··· Information shown

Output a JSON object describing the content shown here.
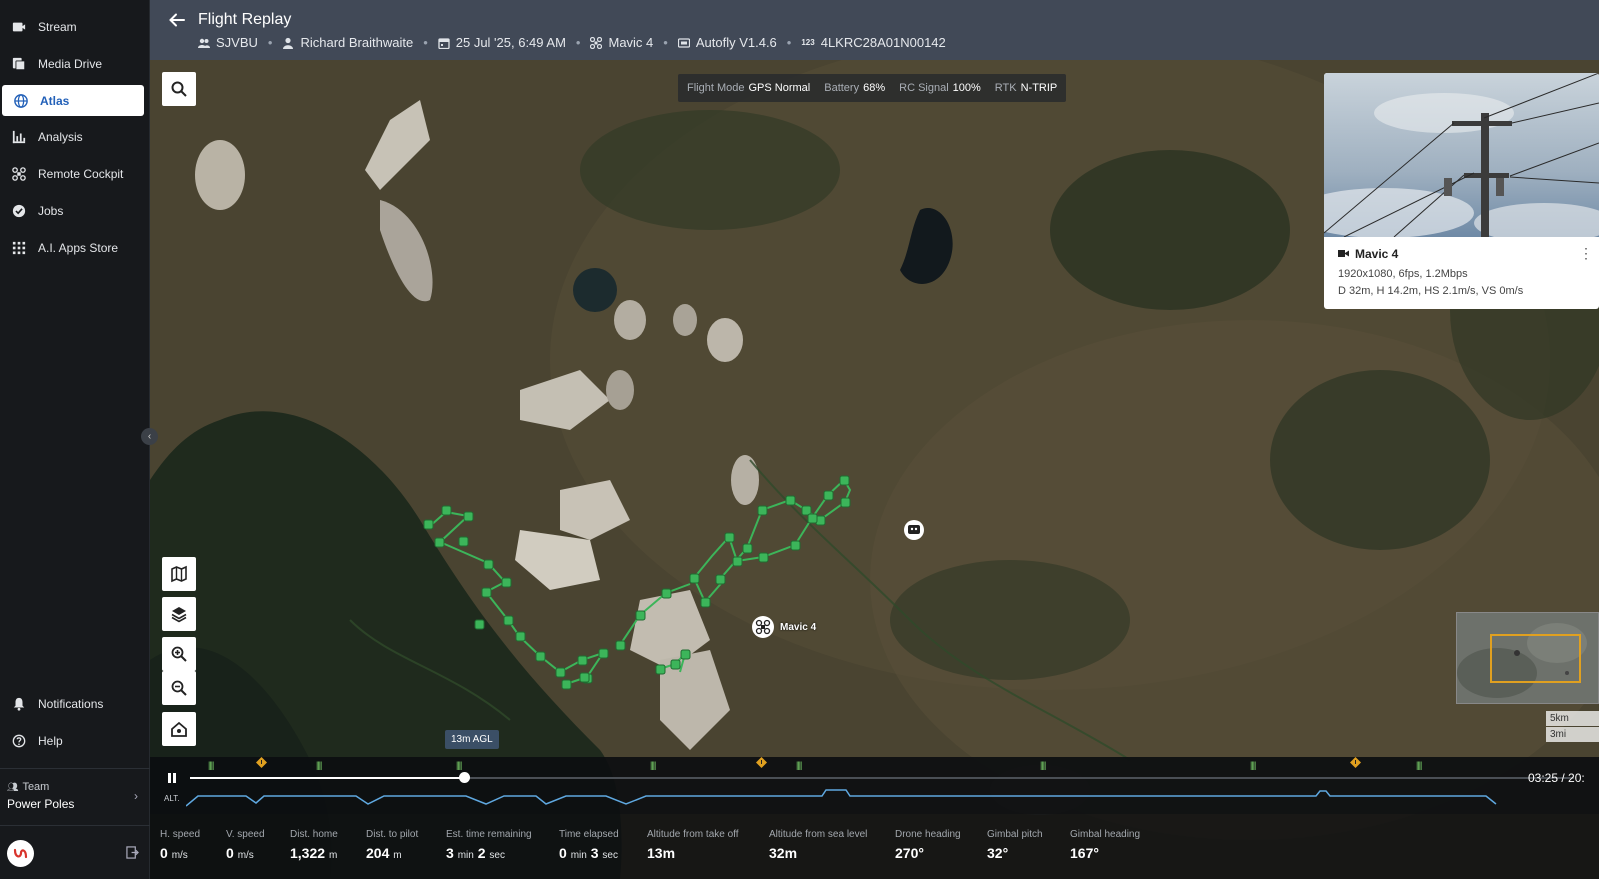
{
  "sidebar": {
    "items": [
      {
        "label": "Stream",
        "icon": "camera-icon"
      },
      {
        "label": "Media Drive",
        "icon": "media-icon"
      },
      {
        "label": "Atlas",
        "icon": "globe-icon",
        "active": true
      },
      {
        "label": "Analysis",
        "icon": "bar-chart-icon"
      },
      {
        "label": "Remote Cockpit",
        "icon": "drone-icon"
      },
      {
        "label": "Jobs",
        "icon": "check-circle-icon"
      },
      {
        "label": "A.I. Apps Store",
        "icon": "grid-icon"
      }
    ],
    "bottom_items": [
      {
        "label": "Notifications",
        "icon": "bell-icon"
      },
      {
        "label": "Help",
        "icon": "help-icon"
      }
    ],
    "team": {
      "label": "Team",
      "name": "Power Poles"
    },
    "active_color": "#2260b8"
  },
  "header": {
    "title": "Flight Replay",
    "group": "SJVBU",
    "pilot": "Richard Braithwaite",
    "date": "25 Jul '25, 6:49 AM",
    "drone": "Mavic 4",
    "software": "Autofly V1.4.6",
    "serial": "4LKRC28A01N00142"
  },
  "status": {
    "flight_mode_label": "Flight Mode",
    "flight_mode": "GPS Normal",
    "battery_label": "Battery",
    "battery": "68%",
    "rc_label": "RC Signal",
    "rc": "100%",
    "rtk_label": "RTK",
    "rtk": "N-TRIP"
  },
  "map": {
    "drone_label": "Mavic 4",
    "agl": "13m AGL",
    "scale_km": "5km",
    "scale_mi": "3mi",
    "path_color": "#3cb55a"
  },
  "video": {
    "camera": "Mavic 4",
    "spec": "1920x1080, 6fps, 1.2Mbps",
    "telemetry": "D 32m, H 14.2m, HS 2.1m/s, VS 0m/s"
  },
  "timeline": {
    "time": "03:25 / 20:",
    "alt_label": "ALT.",
    "progress": 0.198
  },
  "telemetry": [
    {
      "label": "H. speed",
      "value": "0",
      "unit": "m/s"
    },
    {
      "label": "V. speed",
      "value": "0",
      "unit": "m/s"
    },
    {
      "label": "Dist. home",
      "value": "1,322",
      "unit": "m"
    },
    {
      "label": "Dist. to pilot",
      "value": "204",
      "unit": "m"
    },
    {
      "label": "Est. time remaining",
      "value": "3",
      "unit": "min",
      "value2": "2",
      "unit2": "sec"
    },
    {
      "label": "Time elapsed",
      "value": "0",
      "unit": "min",
      "value2": "3",
      "unit2": "sec"
    },
    {
      "label": "Altitude from take off",
      "value": "13m",
      "unit": ""
    },
    {
      "label": "Altitude from sea level",
      "value": "32m",
      "unit": ""
    },
    {
      "label": "Drone heading",
      "value": "270°",
      "unit": ""
    },
    {
      "label": "Gimbal pitch",
      "value": "32°",
      "unit": ""
    },
    {
      "label": "Gimbal heading",
      "value": "167°",
      "unit": ""
    }
  ]
}
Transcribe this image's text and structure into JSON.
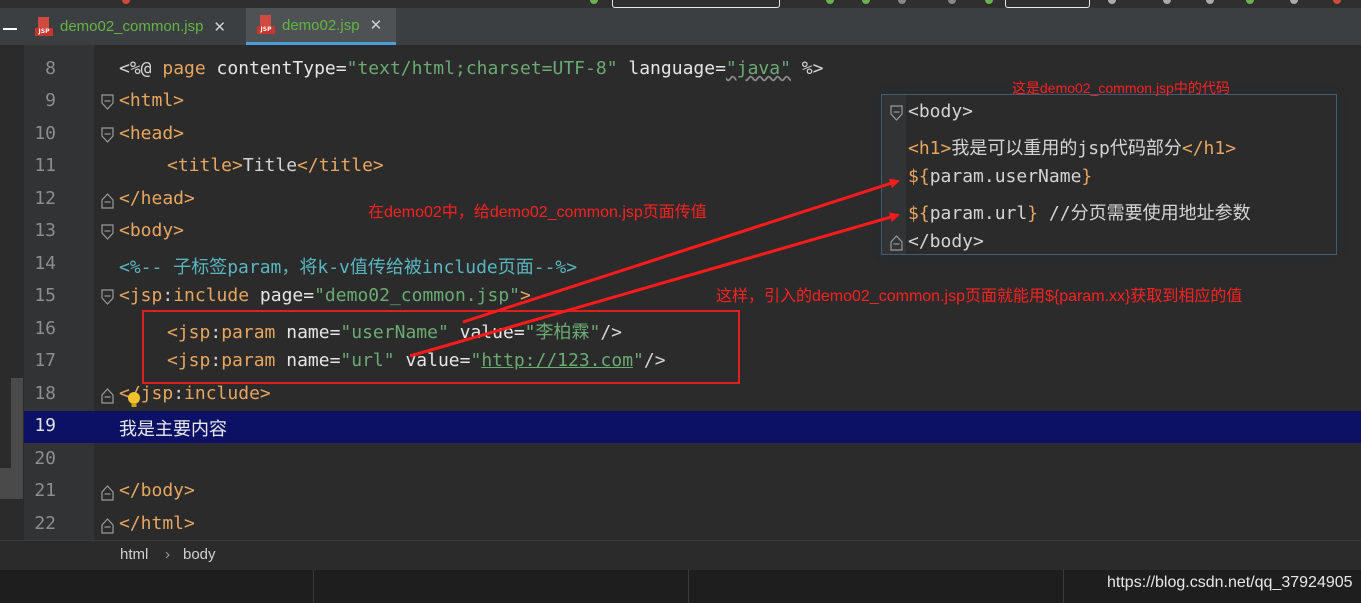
{
  "tabs": [
    {
      "label": "demo02_common.jsp",
      "close": "✕",
      "active": false
    },
    {
      "label": "demo02.jsp",
      "close": "✕",
      "active": true
    }
  ],
  "file_badge": "JSP",
  "editor": {
    "line_numbers": [
      "8",
      "9",
      "10",
      "11",
      "12",
      "13",
      "14",
      "15",
      "16",
      "17",
      "18",
      "19",
      "20",
      "21",
      "22"
    ],
    "line8": {
      "open": "<%@ ",
      "page": "page",
      "ct": " contentType=",
      "ctv": "\"text/html;charset=UTF-8\"",
      "lang": " language=",
      "langv": "\"java\"",
      "close": " %>"
    },
    "line9": "<html>",
    "line10": "<head>",
    "line11": {
      "open": "<title>",
      "text": "Title",
      "close": "</title>"
    },
    "line12": "</head>",
    "line13": "<body>",
    "line14": {
      "open": "<%--",
      "text": " 子标签param，将k-v值传给被include页面",
      "close": "--%>"
    },
    "line15": {
      "lt": "<",
      "ns": "jsp",
      "colon": ":",
      "tag": "include",
      "attr": " page=",
      "val": "\"demo02_common.jsp\"",
      "end": ">"
    },
    "line16": {
      "lt": "<",
      "ns": "jsp",
      "colon": ":",
      "tag": "param",
      "a1": " name=",
      "v1": "\"userName\"",
      "a2": " value=",
      "v2": "\"李柏霖\"",
      "end": "/>"
    },
    "line17": {
      "lt": "<",
      "ns": "jsp",
      "colon": ":",
      "tag": "param",
      "a1": " name=",
      "v1": "\"url\"",
      "a2": " value=",
      "q1": "\"",
      "link": "http://123.com",
      "q2": "\"",
      "end": "/>"
    },
    "line18": {
      "lt": "</",
      "ns": "jsp",
      "colon": ":",
      "tag": "include",
      "end": ">"
    },
    "line19": "我是主要内容",
    "line21": "</body>",
    "line22": "</html>"
  },
  "codebox": {
    "l1": "<body>",
    "l2": {
      "open": "<h1>",
      "text": "我是可以重用的jsp代码部分",
      "close": "</h1>"
    },
    "l3": {
      "d": "${",
      "v": "param.userName",
      "e": "}"
    },
    "l4": {
      "d": "${",
      "v": "param.url",
      "e": "}",
      "c": " //分页需要使用地址参数"
    },
    "l5": "</body>"
  },
  "annotations": {
    "box_title": "这是demo02_common.jsp中的代码",
    "pass": "在demo02中，给demo02_common.jsp页面传值",
    "result": "这样，引入的demo02_common.jsp页面就能用${param.xx}获取到相应的值"
  },
  "breadcrumb": [
    "html",
    "body"
  ],
  "watermark": "https://blog.csdn.net/qq_37924905",
  "colors": {
    "tag": "#e8a65f",
    "string": "#6aab73",
    "annotation": "#ff2020",
    "highlight": "#0d1166"
  }
}
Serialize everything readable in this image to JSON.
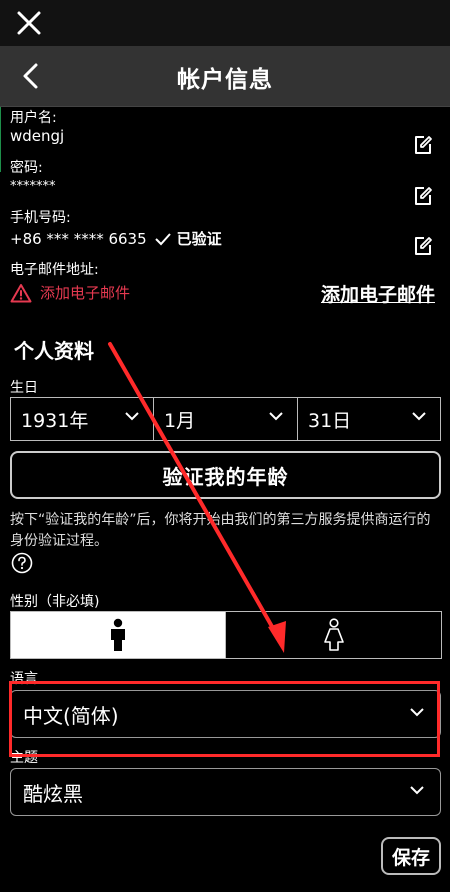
{
  "header": {
    "title": "帐户信息"
  },
  "fields": {
    "username": {
      "label": "用户名:",
      "value": "wdengj"
    },
    "password": {
      "label": "密码:",
      "value": "*******"
    },
    "phone": {
      "label": "手机号码:",
      "value": "+86 *** **** 6635",
      "verified": "已验证"
    },
    "email": {
      "label": "电子邮件地址:",
      "warning": "添加电子邮件",
      "add_link": "添加电子邮件"
    }
  },
  "profile": {
    "section_title": "个人资料",
    "birthday": {
      "label": "生日",
      "year": "1931年",
      "month": "1月",
      "day": "31日"
    },
    "verify_button": "验证我的年龄",
    "verify_note": "按下“验证我的年龄”后，你将开始由我们的第三方服务提供商运行的身份验证过程。",
    "gender": {
      "label": "性别（非必填)",
      "selected": "male"
    },
    "language": {
      "label": "语言",
      "value": "中文(简体)"
    },
    "theme": {
      "label": "主题",
      "value": "酷炫黑"
    },
    "save_button": "保存"
  },
  "annotation_color": "#ff2a2a"
}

······

__Requirement__. The data above needs to be retyped exactly, with the images left out.

__Result__.
Output a JSON object describing the content shown here.
{
  "sidebar": {
    "items": [
      {
        "label": "Stream",
        "icon": "camera-icon"
      },
      {
        "label": "Media Drive",
        "icon": "media-icon"
      },
      {
        "label": "Atlas",
        "icon": "globe-icon",
        "active": true
      },
      {
        "label": "Analysis",
        "icon": "bar-chart-icon"
      },
      {
        "label": "Remote Cockpit",
        "icon": "drone-icon"
      },
      {
        "label": "Jobs",
        "icon": "check-circle-icon"
      },
      {
        "label": "A.I. Apps Store",
        "icon": "grid-icon"
      }
    ],
    "bottom_items": [
      {
        "label": "Notifications",
        "icon": "bell-icon"
      },
      {
        "label": "Help",
        "icon": "help-icon"
      }
    ],
    "team": {
      "label": "Team",
      "name": "Power Poles"
    },
    "active_color": "#2260b8"
  },
  "header": {
    "title": "Flight Replay",
    "group": "SJVBU",
    "pilot": "Richard Braithwaite",
    "date": "25 Jul '25, 6:49 AM",
    "drone": "Mavic 4",
    "software": "Autofly V1.4.6",
    "serial": "4LKRC28A01N00142"
  },
  "status": {
    "flight_mode_label": "Flight Mode",
    "flight_mode": "GPS Normal",
    "battery_label": "Battery",
    "battery": "68%",
    "rc_label": "RC Signal",
    "rc": "100%",
    "rtk_label": "RTK",
    "rtk": "N-TRIP"
  },
  "map": {
    "drone_label": "Mavic 4",
    "agl": "13m AGL",
    "scale_km": "5km",
    "scale_mi": "3mi",
    "path_color": "#3cb55a"
  },
  "video": {
    "camera": "Mavic 4",
    "spec": "1920x1080, 6fps, 1.2Mbps",
    "telemetry": "D 32m, H 14.2m, HS 2.1m/s, VS 0m/s"
  },
  "timeline": {
    "time": "03:25 / 20:",
    "alt_label": "ALT.",
    "progress": 0.198
  },
  "telemetry": [
    {
      "label": "H. speed",
      "value": "0",
      "unit": "m/s"
    },
    {
      "label": "V. speed",
      "value": "0",
      "unit": "m/s"
    },
    {
      "label": "Dist. home",
      "value": "1,322",
      "unit": "m"
    },
    {
      "label": "Dist. to pilot",
      "value": "204",
      "unit": "m"
    },
    {
      "label": "Est. time remaining",
      "value": "3",
      "unit": "min",
      "value2": "2",
      "unit2": "sec"
    },
    {
      "label": "Time elapsed",
      "value": "0",
      "unit": "min",
      "value2": "3",
      "unit2": "sec"
    },
    {
      "label": "Altitude from take off",
      "value": "13m",
      "unit": ""
    },
    {
      "label": "Altitude from sea level",
      "value": "32m",
      "unit": ""
    },
    {
      "label": "Drone heading",
      "value": "270°",
      "unit": ""
    },
    {
      "label": "Gimbal pitch",
      "value": "32°",
      "unit": ""
    },
    {
      "label": "Gimbal heading",
      "value": "167°",
      "unit": ""
    }
  ]
}
Transcribe this image's text and structure into JSON.
{
  "tabs": [
    {
      "label": "demo02_common.jsp",
      "close": "✕",
      "active": false
    },
    {
      "label": "demo02.jsp",
      "close": "✕",
      "active": true
    }
  ],
  "file_badge": "JSP",
  "editor": {
    "line_numbers": [
      "8",
      "9",
      "10",
      "11",
      "12",
      "13",
      "14",
      "15",
      "16",
      "17",
      "18",
      "19",
      "20",
      "21",
      "22"
    ],
    "line8": {
      "open": "<%@ ",
      "page": "page",
      "ct": " contentType=",
      "ctv": "\"text/html;charset=UTF-8\"",
      "lang": " language=",
      "langv": "\"java\"",
      "close": " %>"
    },
    "line9": "<html>",
    "line10": "<head>",
    "line11": {
      "open": "<title>",
      "text": "Title",
      "close": "</title>"
    },
    "line12": "</head>",
    "line13": "<body>",
    "line14": {
      "open": "<%--",
      "text": " 子标签param，将k-v值传给被include页面",
      "close": "--%>"
    },
    "line15": {
      "lt": "<",
      "ns": "jsp",
      "colon": ":",
      "tag": "include",
      "attr": " page=",
      "val": "\"demo02_common.jsp\"",
      "end": ">"
    },
    "line16": {
      "lt": "<",
      "ns": "jsp",
      "colon": ":",
      "tag": "param",
      "a1": " name=",
      "v1": "\"userName\"",
      "a2": " value=",
      "v2": "\"李柏霖\"",
      "end": "/>"
    },
    "line17": {
      "lt": "<",
      "ns": "jsp",
      "colon": ":",
      "tag": "param",
      "a1": " name=",
      "v1": "\"url\"",
      "a2": " value=",
      "q1": "\"",
      "link": "http://123.com",
      "q2": "\"",
      "end": "/>"
    },
    "line18": {
      "lt": "</",
      "ns": "jsp",
      "colon": ":",
      "tag": "include",
      "end": ">"
    },
    "line19": "我是主要内容",
    "line21": "</body>",
    "line22": "</html>"
  },
  "codebox": {
    "l1": "<body>",
    "l2": {
      "open": "<h1>",
      "text": "我是可以重用的jsp代码部分",
      "close": "</h1>"
    },
    "l3": {
      "d": "${",
      "v": "param.userName",
      "e": "}"
    },
    "l4": {
      "d": "${",
      "v": "param.url",
      "e": "}",
      "c": " //分页需要使用地址参数"
    },
    "l5": "</body>"
  },
  "annotations": {
    "box_title": "这是demo02_common.jsp中的代码",
    "pass": "在demo02中，给demo02_common.jsp页面传值",
    "result": "这样，引入的demo02_common.jsp页面就能用${param.xx}获取到相应的值"
  },
  "breadcrumb": [
    "html",
    "body"
  ],
  "watermark": "https://blog.csdn.net/qq_37924905",
  "colors": {
    "tag": "#e8a65f",
    "string": "#6aab73",
    "annotation": "#ff2020",
    "highlight": "#0d1166"
  }
}
Serialize everything readable in this image to JSON.
{
  "header": {
    "title": "帐户信息"
  },
  "fields": {
    "username": {
      "label": "用户名:",
      "value": "wdengj"
    },
    "password": {
      "label": "密码:",
      "value": "*******"
    },
    "phone": {
      "label": "手机号码:",
      "value": "+86 *** **** 6635",
      "verified": "已验证"
    },
    "email": {
      "label": "电子邮件地址:",
      "warning": "添加电子邮件",
      "add_link": "添加电子邮件"
    }
  },
  "profile": {
    "section_title": "个人资料",
    "birthday": {
      "label": "生日",
      "year": "1931年",
      "month": "1月",
      "day": "31日"
    },
    "verify_button": "验证我的年龄",
    "verify_note": "按下“验证我的年龄”后，你将开始由我们的第三方服务提供商运行的身份验证过程。",
    "gender": {
      "label": "性别（非必填)",
      "selected": "male"
    },
    "language": {
      "label": "语言",
      "value": "中文(简体)"
    },
    "theme": {
      "label": "主题",
      "value": "酷炫黑"
    },
    "save_button": "保存"
  },
  "annotation_color": "#ff2a2a"
}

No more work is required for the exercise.